Step Toward Your Dream

564. Join me in inspiring truly powerful people. Each day I will add a new thought, story or idea to support your quest and mine.

The opportunity comes when the artist is ready. Horatio made a single pitch to fund his next film and the money came roaring in. “Oh God!” he wrote. “Green light! Oh dear, oh dear, oh dear….” Tamara will perform her first public gig. She is an extraordinary musician, prolific, and as she stepped toward her dream, the pesky dream stepped toward her. “Oh!” she wrote, “I know I can do it, but….”

Step toward your dreams and your dreams will step toward you. And when you touch, for the first time, the thrill of contact, like meeting your true love, will always evoke trepidation and doubt. You will shake and say to your self, “I can’t believe it.”

Once, just after I signed a lease for a studio, a friend said, “Uh-oh, now you have to show up!” My great directing mentor, Jim, surprised me when he confessed that before every new rehearsal process, prior to the first read through, he would get sick to his stomach. He told me each time he was certain that he had nothing offer, that he had no idea how to direct a play. Jim directed hundreds of plays and each time was certain he knew nothing.

What impresses me most about artists and seekers of dreams is that they feel this fear and do not turn and run. They feel it and keep walking. Their dream opens its arms and despite their certainty that they will be a disappointing lover, they step into the embrace and offer the world their gifts. We fling around the word “transformation” like we used to toss about the word “paradigm;” it has come to mean something generic. Mark, and Tamara and transforming; they are feeling it, the dream, the step, the doubt, the embrace. Consequently, neither they, nor their dream, will ever be the same.

Get Lost

545. Join me in inspiring truly powerful people. Each day I will add a new thought, story or idea to support your quest and mine.

Pete is my neighbor and an excellent photographer. And, although he is retired, he is new to the idea that he is and always has been an artist. Last week he stopped me on the street and asked for my help. He said, “I’m stuck. I’m lost. I’m wearing slippery shoes and walking on ice.” We laughed at his analogy explosion. “Seriously,” he said, “You help artists and I need your help.” So, we made a date to talk.

Today was our talk. We sat on the balcony in the afternoon sun; I already knew what Pete was confronting (he was stuck, he was lost, he felt as if he was slipping and sliding on ice), and was not surprised when he said, “I’ve lost my way. I don’t know what I’m doing with my art anymore and the more I try to produce decent work, the worse it gets. I’m scared.” I could see the fear and frustration in his face. What do you do when you feel as if your muse has abandoned you?
--------------------------------
■ WRITTEN TASK 1: Print the part of the blog posts that opens with the words containing "Pete is my neighbor" and closes with "date to talk.".
■ WRITTEN TASK 2: State whether each statement agrees with the blog posts, giving yes or no along with the deciding words quoted from them: (a) Jim became sick to his stomach before each new rehearsal process. (b) Pete is a musician. (c) Horatio's pitch to fund his next film brought in no money.
Use the blog posts alone, without outside knowledge.

■ DATASET SECTION:
--------------------------------
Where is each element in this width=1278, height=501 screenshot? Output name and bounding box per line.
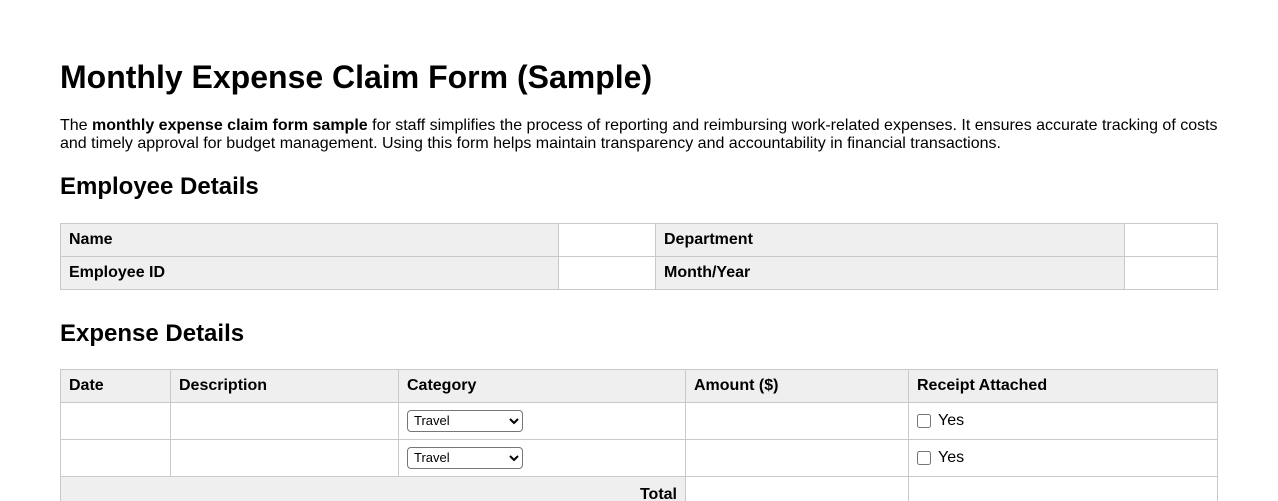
--------------------------------
■ RIGHT ANSWER 1:
Pete is my neighbor and an excellent photographer. And, although he is retired, he is new to the idea that he is and always has been an artist. Last week he stopped me on the street and asked for my help. He said, “I’m stuck. I’m lost. I’m wearing slippery shoes and walking on ice.” We laughed at his analogy explosion. “Seriously,” he said, “You help artists and I need your help.” So, we made a date to talk.

■ RIGHT ANSWER 2:
(a) Yes: "before every new rehearsal process, prior to the first read through, he would get sick to his stomach"
(b) No: "Pete is my neighbor and an excellent photographer"
(c) No: "Horatio made a single pitch to fund his next film and the money came roaring in"